— start of Source material —

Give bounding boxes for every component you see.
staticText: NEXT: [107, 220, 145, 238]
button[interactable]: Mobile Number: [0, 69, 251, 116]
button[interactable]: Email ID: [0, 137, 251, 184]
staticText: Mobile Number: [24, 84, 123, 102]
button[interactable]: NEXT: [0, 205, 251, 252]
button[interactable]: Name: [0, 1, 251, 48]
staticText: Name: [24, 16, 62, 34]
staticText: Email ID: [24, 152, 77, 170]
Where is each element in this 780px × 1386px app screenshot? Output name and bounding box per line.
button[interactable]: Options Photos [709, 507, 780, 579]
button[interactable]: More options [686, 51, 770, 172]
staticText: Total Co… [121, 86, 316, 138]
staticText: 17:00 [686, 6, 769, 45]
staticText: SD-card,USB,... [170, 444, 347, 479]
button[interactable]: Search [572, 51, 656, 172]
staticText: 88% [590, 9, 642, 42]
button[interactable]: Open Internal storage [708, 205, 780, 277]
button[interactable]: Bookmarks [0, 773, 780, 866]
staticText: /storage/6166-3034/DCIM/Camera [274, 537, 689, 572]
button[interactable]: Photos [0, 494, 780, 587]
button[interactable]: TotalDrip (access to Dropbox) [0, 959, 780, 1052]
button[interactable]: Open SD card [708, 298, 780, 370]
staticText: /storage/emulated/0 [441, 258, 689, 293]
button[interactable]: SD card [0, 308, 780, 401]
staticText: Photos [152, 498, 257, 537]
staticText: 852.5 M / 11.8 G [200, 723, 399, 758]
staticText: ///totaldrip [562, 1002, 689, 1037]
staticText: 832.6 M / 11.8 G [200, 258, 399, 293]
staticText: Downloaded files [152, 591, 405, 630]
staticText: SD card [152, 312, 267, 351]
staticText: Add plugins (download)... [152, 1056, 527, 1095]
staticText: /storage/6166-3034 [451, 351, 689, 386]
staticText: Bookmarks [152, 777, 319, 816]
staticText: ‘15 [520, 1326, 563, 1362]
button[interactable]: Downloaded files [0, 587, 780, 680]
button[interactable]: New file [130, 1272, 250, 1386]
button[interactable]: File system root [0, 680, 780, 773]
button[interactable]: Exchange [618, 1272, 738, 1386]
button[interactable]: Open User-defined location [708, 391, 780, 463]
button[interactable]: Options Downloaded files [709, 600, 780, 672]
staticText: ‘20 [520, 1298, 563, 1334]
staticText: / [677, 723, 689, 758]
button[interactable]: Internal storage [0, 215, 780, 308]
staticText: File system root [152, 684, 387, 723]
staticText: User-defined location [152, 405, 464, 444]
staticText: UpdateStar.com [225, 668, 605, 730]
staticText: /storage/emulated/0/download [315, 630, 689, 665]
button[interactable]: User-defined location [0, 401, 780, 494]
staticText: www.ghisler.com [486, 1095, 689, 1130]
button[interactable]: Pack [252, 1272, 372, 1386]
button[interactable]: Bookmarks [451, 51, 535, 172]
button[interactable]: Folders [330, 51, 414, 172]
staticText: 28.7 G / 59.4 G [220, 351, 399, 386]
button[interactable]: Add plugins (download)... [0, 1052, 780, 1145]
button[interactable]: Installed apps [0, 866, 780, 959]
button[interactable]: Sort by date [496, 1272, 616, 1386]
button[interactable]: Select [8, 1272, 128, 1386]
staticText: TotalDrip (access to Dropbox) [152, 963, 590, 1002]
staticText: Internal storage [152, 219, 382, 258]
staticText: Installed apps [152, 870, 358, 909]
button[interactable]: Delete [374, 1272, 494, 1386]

— end of Source material —

Short exercise - Reproduce the data from its first line through the line containing "staticText: /storage/emulated/0 [441, 258, 689, 293]", with both of those lines included.

Correct result -
Give bounding boxes for every component you see.
staticText: NEXT: [107, 220, 145, 238]
button[interactable]: Mobile Number: [0, 69, 251, 116]
button[interactable]: Email ID: [0, 137, 251, 184]
staticText: Mobile Number: [24, 84, 123, 102]
button[interactable]: NEXT: [0, 205, 251, 252]
button[interactable]: Name: [0, 1, 251, 48]
staticText: Name: [24, 16, 62, 34]
staticText: Email ID: [24, 152, 77, 170]
Where is each element in this 780px × 1386px app screenshot? Output name and bounding box per line.
button[interactable]: Options Photos [709, 507, 780, 579]
button[interactable]: More options [686, 51, 770, 172]
staticText: Total Co… [121, 86, 316, 138]
staticText: 17:00 [686, 6, 769, 45]
staticText: SD-card,USB,... [170, 444, 347, 479]
button[interactable]: Search [572, 51, 656, 172]
staticText: 88% [590, 9, 642, 42]
button[interactable]: Open Internal storage [708, 205, 780, 277]
button[interactable]: Bookmarks [0, 773, 780, 866]
staticText: /storage/6166-3034/DCIM/Camera [274, 537, 689, 572]
button[interactable]: Photos [0, 494, 780, 587]
button[interactable]: TotalDrip (access to Dropbox) [0, 959, 780, 1052]
button[interactable]: Open SD card [708, 298, 780, 370]
staticText: /storage/emulated/0 [441, 258, 689, 293]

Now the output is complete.